**CHALLENGE**.
Set down exactly, and only, the lines from the one with "What's the underlying" to the final line of the entries, both included.

---------- RECORDS FOR PROCESSING

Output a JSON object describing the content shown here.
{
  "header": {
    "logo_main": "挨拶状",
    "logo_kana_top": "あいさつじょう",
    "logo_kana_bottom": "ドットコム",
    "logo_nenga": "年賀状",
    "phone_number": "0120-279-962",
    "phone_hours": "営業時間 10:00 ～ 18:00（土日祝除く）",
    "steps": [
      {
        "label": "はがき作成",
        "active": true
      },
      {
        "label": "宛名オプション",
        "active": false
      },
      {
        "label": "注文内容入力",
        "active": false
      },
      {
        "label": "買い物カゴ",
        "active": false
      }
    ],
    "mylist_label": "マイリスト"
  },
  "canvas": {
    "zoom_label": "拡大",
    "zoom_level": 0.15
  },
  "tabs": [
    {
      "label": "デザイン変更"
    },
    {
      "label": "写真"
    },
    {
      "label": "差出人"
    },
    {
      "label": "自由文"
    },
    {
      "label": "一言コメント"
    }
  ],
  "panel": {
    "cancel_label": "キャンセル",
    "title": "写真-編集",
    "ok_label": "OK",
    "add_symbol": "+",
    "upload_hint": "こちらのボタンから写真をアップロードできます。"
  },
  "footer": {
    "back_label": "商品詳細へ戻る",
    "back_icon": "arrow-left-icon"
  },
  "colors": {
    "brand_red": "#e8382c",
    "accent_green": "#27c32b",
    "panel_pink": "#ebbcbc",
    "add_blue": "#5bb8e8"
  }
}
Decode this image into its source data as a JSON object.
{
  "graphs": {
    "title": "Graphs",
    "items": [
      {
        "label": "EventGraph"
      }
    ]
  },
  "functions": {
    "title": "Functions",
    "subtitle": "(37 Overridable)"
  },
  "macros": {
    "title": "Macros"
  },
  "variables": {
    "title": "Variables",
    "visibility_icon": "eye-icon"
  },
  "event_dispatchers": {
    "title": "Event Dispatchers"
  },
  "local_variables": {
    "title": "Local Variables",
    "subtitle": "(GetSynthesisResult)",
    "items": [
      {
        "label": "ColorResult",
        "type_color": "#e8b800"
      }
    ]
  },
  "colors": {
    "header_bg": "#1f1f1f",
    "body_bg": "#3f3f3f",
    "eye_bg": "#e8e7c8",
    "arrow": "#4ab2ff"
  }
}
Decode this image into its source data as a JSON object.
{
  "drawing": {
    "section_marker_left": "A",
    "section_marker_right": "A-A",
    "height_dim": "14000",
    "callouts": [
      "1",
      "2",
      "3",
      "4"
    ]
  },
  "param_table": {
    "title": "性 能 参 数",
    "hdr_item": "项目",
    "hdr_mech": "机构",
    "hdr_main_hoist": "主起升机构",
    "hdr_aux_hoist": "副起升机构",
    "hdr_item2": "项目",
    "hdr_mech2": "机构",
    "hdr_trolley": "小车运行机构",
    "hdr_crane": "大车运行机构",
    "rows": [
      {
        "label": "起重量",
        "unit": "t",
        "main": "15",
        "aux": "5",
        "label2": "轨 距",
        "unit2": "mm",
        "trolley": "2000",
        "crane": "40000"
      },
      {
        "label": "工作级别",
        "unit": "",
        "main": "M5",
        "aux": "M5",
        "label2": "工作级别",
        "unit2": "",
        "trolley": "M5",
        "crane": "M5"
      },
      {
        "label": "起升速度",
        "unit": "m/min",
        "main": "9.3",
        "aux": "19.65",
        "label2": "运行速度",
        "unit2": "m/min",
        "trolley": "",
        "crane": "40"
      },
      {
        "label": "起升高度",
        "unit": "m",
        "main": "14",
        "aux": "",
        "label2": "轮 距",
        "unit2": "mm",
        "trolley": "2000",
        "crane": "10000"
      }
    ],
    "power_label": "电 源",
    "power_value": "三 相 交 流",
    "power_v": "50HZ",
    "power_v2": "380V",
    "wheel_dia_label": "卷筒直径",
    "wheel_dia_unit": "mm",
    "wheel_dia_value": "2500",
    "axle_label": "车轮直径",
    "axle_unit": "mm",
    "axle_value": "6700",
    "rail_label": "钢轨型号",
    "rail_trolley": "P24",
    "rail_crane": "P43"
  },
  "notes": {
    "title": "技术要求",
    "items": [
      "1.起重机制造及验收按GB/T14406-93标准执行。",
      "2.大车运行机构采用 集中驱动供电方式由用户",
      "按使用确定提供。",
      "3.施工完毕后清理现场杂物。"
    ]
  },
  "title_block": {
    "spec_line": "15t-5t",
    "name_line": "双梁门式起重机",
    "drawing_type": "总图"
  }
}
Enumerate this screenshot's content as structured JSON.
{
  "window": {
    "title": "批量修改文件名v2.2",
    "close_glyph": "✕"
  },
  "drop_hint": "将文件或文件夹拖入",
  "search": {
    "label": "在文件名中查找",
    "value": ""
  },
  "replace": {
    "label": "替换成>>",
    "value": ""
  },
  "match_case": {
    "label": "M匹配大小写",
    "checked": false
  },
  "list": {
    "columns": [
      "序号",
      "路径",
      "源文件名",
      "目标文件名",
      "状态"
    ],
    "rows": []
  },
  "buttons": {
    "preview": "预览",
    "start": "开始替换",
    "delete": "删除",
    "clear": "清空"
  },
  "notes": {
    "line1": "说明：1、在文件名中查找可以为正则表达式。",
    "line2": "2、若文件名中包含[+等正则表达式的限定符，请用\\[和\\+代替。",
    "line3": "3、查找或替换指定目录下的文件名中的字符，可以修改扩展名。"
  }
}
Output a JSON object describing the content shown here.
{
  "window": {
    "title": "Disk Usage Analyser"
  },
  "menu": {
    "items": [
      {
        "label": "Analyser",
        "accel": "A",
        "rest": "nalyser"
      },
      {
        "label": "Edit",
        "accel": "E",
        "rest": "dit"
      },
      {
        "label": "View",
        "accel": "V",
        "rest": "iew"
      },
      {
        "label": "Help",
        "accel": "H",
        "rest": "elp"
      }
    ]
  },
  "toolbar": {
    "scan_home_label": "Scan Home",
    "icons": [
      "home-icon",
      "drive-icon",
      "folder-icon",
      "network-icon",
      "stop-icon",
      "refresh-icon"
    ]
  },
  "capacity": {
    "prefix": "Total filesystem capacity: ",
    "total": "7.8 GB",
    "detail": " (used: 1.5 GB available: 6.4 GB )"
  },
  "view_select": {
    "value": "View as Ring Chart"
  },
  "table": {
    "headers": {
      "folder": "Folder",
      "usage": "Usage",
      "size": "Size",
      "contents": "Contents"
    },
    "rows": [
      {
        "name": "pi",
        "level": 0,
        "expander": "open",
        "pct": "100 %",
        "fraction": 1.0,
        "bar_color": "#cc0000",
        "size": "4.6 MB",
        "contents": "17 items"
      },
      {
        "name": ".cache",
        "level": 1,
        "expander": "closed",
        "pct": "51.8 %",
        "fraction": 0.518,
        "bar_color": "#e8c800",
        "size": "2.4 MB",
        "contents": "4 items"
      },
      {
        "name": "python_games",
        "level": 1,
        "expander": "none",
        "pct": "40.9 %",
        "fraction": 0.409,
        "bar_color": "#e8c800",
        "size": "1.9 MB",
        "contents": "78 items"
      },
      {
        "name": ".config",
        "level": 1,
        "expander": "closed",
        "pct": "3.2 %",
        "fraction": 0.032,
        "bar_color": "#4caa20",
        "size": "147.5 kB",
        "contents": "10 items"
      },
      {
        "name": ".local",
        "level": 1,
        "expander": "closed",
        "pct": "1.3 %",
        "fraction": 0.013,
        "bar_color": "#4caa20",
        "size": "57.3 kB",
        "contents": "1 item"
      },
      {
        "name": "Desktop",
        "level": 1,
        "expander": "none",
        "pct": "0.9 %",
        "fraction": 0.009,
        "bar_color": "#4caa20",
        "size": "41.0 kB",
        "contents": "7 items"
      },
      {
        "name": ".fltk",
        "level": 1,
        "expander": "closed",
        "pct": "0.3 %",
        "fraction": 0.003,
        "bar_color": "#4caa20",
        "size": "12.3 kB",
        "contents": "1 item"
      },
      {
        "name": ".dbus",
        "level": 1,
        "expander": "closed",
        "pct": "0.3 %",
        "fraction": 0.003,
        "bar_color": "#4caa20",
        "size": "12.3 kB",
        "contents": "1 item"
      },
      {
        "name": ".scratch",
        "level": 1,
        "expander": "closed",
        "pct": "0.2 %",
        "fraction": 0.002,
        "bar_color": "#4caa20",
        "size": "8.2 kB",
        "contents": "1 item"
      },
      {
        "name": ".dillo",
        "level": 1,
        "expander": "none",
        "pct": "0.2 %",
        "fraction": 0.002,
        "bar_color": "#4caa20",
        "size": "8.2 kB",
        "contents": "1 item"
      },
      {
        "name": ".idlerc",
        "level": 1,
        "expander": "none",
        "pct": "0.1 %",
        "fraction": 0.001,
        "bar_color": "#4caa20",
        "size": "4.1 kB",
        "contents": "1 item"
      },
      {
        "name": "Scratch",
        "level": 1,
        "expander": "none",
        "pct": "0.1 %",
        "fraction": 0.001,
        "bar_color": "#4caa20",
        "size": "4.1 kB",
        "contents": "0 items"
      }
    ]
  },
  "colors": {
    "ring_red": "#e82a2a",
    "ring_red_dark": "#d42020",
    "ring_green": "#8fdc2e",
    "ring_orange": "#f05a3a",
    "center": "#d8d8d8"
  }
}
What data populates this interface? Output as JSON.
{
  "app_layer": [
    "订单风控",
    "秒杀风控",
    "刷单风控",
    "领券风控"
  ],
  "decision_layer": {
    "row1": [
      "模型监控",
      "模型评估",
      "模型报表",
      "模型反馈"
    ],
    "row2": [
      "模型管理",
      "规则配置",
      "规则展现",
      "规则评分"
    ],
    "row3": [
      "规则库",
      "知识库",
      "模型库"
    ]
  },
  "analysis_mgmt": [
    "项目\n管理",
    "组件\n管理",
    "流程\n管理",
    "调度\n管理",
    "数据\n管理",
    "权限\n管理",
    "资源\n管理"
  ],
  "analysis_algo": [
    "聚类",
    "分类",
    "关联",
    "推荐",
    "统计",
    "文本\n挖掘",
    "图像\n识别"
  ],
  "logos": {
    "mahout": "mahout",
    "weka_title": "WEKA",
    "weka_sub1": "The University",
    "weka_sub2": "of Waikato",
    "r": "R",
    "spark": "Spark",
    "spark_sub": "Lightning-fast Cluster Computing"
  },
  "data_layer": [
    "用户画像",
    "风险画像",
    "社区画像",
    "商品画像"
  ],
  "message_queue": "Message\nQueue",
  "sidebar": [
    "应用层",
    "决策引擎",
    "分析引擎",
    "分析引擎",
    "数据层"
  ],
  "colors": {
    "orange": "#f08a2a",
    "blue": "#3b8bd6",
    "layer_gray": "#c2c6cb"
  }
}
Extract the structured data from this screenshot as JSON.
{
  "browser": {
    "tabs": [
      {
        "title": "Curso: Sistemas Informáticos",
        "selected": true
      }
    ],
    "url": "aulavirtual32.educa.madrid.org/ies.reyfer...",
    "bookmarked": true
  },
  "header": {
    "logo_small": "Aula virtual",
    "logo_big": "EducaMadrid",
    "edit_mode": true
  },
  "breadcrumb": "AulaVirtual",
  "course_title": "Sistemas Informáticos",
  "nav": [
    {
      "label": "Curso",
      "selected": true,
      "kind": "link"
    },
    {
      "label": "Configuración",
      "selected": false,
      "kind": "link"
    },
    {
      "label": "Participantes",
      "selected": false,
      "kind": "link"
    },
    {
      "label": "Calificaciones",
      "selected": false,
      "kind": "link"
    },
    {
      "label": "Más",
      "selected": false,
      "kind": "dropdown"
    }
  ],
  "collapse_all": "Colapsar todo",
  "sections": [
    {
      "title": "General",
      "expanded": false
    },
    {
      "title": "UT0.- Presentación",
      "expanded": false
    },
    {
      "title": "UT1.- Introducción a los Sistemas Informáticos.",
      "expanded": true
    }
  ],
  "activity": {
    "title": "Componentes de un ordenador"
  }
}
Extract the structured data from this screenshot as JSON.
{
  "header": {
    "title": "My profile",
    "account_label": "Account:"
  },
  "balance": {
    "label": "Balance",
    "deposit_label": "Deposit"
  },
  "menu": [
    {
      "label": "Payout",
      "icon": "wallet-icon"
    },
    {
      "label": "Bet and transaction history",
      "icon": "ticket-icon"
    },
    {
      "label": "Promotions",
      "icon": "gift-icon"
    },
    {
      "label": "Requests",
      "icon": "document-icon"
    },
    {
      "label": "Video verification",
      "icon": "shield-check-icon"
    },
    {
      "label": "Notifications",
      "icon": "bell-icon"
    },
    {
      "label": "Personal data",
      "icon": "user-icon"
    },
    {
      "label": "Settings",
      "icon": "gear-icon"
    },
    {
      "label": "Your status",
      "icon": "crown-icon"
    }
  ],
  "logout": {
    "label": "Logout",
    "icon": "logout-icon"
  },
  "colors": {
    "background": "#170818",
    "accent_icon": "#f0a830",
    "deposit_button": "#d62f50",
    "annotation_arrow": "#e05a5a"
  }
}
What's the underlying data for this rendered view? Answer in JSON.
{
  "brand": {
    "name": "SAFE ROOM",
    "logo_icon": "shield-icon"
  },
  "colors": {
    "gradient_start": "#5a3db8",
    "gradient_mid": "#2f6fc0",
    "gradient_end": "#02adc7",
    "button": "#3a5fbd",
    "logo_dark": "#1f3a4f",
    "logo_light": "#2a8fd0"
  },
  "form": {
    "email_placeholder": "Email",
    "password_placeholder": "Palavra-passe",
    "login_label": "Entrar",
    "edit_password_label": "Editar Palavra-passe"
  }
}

--------------------

**WRITTEN RESPONSE**.
What's the underlying data for this rendered view? Answer in JSON.
{
  "brand": {
    "name": "SAFE ROOM",
    "logo_icon": "shield-icon"
  },
  "colors": {
    "gradient_start": "#5a3db8",
    "gradient_mid": "#2f6fc0",
    "gradient_end": "#02adc7",
    "button": "#3a5fbd",
    "logo_dark": "#1f3a4f",
    "logo_light": "#2a8fd0"
  },
  "form": {
    "email_placeholder": "Email",
    "password_placeholder": "Palavra-passe",
    "login_label": "Entrar",
    "edit_password_label": "Editar Palavra-passe"
  }
}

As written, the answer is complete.